Input material ▸
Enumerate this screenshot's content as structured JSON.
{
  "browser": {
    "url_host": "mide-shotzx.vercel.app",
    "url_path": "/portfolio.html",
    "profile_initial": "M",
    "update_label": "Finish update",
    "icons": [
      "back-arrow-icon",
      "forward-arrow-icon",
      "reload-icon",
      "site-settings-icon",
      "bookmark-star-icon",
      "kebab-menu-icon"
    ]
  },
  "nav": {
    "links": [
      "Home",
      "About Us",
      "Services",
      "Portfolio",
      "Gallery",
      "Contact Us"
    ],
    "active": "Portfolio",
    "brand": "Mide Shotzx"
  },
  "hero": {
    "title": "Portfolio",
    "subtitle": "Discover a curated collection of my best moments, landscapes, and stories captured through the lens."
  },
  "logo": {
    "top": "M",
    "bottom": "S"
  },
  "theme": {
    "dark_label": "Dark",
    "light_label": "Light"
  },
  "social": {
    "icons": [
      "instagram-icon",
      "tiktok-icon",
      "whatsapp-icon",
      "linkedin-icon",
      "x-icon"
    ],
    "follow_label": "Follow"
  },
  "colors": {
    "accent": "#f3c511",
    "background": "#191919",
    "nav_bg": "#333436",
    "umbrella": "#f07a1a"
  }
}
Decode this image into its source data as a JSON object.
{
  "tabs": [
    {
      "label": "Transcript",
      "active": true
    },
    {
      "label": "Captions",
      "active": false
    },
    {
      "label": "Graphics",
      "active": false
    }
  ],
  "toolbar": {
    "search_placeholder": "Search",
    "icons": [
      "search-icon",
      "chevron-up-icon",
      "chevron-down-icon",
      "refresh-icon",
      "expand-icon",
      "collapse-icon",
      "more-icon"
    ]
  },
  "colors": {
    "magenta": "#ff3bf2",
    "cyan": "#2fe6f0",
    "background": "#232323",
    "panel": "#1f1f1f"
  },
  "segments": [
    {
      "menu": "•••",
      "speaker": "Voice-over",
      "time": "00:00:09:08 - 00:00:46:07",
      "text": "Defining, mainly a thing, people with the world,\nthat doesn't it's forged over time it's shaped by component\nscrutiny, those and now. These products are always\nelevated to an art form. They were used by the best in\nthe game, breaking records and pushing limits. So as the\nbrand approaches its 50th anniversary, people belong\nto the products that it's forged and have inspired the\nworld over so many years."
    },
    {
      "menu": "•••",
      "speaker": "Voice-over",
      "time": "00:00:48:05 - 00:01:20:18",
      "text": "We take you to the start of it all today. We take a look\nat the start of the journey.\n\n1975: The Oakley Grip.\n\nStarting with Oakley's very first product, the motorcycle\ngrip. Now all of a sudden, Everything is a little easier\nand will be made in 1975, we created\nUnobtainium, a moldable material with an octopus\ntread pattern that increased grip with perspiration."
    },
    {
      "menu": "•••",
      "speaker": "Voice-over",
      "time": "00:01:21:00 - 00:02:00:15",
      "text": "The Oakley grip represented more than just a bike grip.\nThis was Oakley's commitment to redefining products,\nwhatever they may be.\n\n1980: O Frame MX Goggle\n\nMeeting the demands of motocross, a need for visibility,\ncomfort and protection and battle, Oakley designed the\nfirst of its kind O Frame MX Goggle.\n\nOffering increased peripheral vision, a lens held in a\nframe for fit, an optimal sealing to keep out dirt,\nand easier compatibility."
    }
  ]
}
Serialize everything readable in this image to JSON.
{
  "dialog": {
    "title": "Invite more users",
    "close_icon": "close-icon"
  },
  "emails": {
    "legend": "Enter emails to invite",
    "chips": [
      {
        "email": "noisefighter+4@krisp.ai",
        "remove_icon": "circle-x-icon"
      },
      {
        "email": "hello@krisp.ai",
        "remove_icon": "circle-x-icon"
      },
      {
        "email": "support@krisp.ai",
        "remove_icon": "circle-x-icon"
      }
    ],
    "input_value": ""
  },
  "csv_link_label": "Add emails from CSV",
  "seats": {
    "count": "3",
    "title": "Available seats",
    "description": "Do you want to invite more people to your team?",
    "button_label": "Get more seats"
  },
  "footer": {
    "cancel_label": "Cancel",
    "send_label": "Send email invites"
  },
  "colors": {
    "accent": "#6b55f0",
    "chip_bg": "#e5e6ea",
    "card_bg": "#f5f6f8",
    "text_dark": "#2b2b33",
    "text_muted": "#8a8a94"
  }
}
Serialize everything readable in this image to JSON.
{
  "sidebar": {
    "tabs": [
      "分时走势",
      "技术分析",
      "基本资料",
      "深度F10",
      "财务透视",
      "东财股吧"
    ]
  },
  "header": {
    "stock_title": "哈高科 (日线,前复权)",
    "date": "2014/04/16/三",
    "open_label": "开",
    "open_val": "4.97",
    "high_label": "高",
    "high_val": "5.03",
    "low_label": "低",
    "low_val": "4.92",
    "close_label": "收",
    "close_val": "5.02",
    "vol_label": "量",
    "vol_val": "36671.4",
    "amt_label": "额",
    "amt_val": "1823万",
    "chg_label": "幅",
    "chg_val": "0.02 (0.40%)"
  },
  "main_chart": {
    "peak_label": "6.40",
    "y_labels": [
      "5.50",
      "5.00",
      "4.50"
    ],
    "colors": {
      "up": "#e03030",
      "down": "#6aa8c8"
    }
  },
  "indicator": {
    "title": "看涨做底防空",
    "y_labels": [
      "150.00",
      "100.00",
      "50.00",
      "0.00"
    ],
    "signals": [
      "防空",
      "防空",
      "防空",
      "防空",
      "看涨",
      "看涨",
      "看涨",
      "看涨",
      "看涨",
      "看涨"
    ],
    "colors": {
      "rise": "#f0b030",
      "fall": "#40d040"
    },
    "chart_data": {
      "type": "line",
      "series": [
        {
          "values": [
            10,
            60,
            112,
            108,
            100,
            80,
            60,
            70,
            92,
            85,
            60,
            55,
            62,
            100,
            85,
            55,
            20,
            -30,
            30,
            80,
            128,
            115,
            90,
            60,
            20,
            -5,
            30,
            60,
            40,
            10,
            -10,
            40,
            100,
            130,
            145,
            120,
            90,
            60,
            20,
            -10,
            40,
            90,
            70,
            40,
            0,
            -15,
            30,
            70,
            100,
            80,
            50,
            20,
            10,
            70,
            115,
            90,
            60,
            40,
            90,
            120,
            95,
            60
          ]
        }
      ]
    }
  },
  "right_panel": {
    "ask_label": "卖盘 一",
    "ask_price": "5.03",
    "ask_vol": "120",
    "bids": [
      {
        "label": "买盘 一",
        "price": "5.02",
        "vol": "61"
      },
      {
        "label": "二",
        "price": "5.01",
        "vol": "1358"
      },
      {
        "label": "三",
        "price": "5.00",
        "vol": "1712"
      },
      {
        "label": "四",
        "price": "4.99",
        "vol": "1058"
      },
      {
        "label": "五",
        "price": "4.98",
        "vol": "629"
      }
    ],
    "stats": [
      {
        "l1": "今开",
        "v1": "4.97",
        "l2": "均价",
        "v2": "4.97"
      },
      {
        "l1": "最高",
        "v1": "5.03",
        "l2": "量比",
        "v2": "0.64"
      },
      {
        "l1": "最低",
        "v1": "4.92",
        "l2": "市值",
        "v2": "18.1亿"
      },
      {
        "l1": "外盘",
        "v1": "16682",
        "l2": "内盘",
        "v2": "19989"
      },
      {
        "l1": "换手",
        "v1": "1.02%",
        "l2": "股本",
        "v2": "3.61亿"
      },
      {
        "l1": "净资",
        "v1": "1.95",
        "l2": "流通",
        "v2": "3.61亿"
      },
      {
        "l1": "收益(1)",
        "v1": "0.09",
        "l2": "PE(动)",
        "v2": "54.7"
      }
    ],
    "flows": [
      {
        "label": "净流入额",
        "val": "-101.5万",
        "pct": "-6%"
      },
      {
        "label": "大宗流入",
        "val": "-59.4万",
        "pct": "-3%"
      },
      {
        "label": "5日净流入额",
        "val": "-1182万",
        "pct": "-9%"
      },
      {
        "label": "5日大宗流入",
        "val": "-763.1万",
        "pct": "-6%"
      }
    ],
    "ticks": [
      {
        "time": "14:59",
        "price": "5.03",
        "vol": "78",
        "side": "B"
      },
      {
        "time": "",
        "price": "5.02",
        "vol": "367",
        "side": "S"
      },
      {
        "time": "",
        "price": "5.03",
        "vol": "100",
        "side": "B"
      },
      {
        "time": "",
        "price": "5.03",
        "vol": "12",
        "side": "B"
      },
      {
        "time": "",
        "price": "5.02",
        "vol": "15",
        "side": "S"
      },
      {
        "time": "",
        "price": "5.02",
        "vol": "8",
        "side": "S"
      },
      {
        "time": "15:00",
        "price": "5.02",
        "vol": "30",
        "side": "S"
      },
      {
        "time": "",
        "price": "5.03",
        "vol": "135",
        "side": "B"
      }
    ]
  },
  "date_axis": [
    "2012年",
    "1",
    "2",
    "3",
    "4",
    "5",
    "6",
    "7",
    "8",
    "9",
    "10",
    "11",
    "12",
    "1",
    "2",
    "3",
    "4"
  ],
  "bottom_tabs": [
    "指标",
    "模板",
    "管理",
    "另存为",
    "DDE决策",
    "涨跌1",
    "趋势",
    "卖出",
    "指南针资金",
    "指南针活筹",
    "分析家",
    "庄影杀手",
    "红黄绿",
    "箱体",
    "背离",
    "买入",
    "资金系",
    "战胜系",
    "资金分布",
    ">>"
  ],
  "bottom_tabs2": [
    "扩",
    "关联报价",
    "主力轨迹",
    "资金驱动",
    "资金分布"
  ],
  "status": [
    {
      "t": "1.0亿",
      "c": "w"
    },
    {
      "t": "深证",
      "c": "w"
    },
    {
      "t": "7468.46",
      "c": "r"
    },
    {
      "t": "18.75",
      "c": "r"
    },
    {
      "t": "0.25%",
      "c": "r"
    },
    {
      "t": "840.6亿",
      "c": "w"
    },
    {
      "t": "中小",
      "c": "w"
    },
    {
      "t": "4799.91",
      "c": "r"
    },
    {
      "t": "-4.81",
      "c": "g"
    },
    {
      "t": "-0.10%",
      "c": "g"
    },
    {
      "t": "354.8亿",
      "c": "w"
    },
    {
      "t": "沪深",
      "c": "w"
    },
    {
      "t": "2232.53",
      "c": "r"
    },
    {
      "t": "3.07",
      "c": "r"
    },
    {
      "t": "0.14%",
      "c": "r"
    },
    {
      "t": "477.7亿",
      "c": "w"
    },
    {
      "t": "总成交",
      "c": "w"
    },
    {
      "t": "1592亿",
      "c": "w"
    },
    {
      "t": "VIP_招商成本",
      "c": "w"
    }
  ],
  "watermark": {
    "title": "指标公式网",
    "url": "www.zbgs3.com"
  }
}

To do ▸ Every line in the data that holds "active" should be copied out.

Finished exercise ▸
    "active": "Portfolio",
      "active": true
      "active": false
      "active": false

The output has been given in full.